EXERCISE DIRECTIONS:
Give the lines between the one holding "delta-badge: 54%: [868, 193, 908, 213]" and the one holding "x-tick-label: OCT 2024: [152, 398, 219, 414]", inclusive, as a JSON list of strings with one string per line and blank lines omitted.

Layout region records
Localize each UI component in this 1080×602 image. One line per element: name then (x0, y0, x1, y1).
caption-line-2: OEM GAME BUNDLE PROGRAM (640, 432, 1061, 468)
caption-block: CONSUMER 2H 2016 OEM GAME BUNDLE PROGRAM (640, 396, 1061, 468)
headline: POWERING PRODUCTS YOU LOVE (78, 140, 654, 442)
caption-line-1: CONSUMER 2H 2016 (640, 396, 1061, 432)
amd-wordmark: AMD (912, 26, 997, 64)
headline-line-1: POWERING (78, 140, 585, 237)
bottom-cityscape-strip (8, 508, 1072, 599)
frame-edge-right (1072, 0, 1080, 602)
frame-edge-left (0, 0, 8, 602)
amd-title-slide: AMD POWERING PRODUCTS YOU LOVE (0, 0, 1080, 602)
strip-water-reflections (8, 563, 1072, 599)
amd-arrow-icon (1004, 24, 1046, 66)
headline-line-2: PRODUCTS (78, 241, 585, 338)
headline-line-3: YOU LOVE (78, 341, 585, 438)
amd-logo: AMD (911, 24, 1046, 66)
--
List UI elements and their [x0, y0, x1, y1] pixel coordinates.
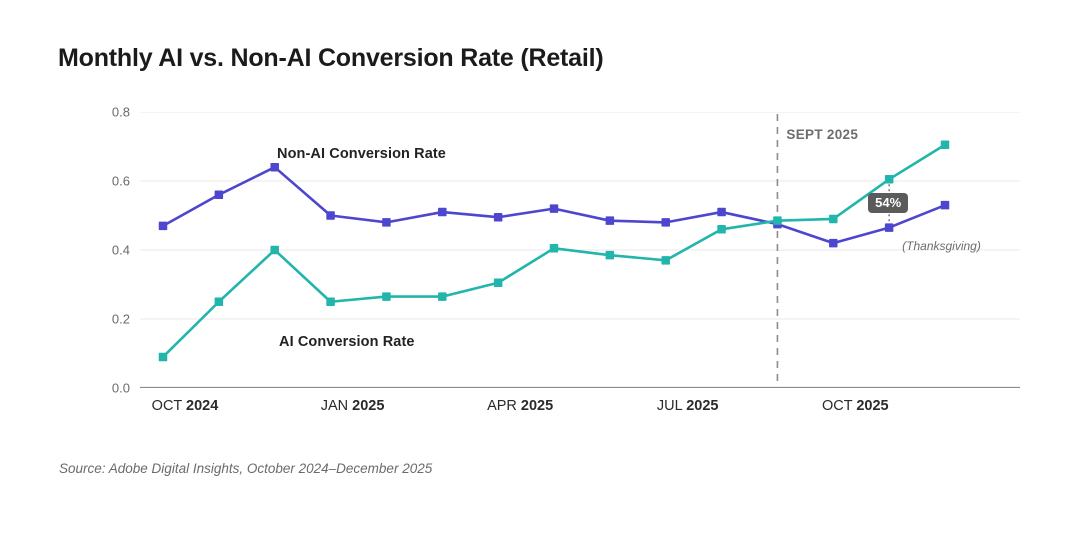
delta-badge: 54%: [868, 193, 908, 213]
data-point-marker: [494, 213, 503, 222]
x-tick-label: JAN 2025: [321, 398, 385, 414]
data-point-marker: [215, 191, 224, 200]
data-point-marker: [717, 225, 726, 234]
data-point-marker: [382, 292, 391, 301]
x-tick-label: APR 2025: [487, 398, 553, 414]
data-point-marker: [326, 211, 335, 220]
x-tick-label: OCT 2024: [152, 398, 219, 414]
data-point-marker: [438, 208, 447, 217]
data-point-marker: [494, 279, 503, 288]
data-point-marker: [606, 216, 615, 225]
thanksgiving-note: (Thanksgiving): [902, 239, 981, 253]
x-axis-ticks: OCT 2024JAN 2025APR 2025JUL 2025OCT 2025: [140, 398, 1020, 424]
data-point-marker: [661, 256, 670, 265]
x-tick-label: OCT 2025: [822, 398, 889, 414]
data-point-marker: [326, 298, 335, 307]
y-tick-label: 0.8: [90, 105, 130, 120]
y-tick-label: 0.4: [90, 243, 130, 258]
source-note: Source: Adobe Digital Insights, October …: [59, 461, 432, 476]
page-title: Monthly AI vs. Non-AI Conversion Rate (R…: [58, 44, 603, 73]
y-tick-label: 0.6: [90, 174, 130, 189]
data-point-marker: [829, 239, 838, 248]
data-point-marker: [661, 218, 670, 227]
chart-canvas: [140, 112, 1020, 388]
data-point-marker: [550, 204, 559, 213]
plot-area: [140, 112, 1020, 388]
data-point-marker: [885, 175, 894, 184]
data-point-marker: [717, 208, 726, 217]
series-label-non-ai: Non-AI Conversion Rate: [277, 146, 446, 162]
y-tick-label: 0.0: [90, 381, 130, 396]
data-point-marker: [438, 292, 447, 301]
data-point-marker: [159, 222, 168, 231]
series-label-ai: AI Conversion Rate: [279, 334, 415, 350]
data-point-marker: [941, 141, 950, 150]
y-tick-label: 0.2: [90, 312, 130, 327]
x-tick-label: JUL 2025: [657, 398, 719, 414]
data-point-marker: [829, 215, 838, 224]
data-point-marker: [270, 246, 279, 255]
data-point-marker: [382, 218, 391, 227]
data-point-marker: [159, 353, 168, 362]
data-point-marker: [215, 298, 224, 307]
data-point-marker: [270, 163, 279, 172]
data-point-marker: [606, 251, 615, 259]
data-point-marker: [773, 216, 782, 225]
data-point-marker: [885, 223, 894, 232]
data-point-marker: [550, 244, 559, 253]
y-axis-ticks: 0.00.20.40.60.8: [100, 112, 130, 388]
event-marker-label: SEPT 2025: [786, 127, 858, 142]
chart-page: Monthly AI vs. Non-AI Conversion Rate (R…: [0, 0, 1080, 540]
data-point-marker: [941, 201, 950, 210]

ANSWER TO THIS EXERCISE:
[
  "delta-badge: 54%: [868, 193, 908, 213]",
  "data-point-marker: [494, 213, 503, 222]",
  "x-tick-label: JAN 2025: [321, 398, 385, 414]",
  "data-point-marker: [215, 191, 224, 200]",
  "data-point-marker: [717, 225, 726, 234]",
  "data-point-marker: [382, 292, 391, 301]",
  "x-tick-label: APR 2025: [487, 398, 553, 414]",
  "data-point-marker: [326, 211, 335, 220]",
  "x-tick-label: OCT 2024: [152, 398, 219, 414]"
]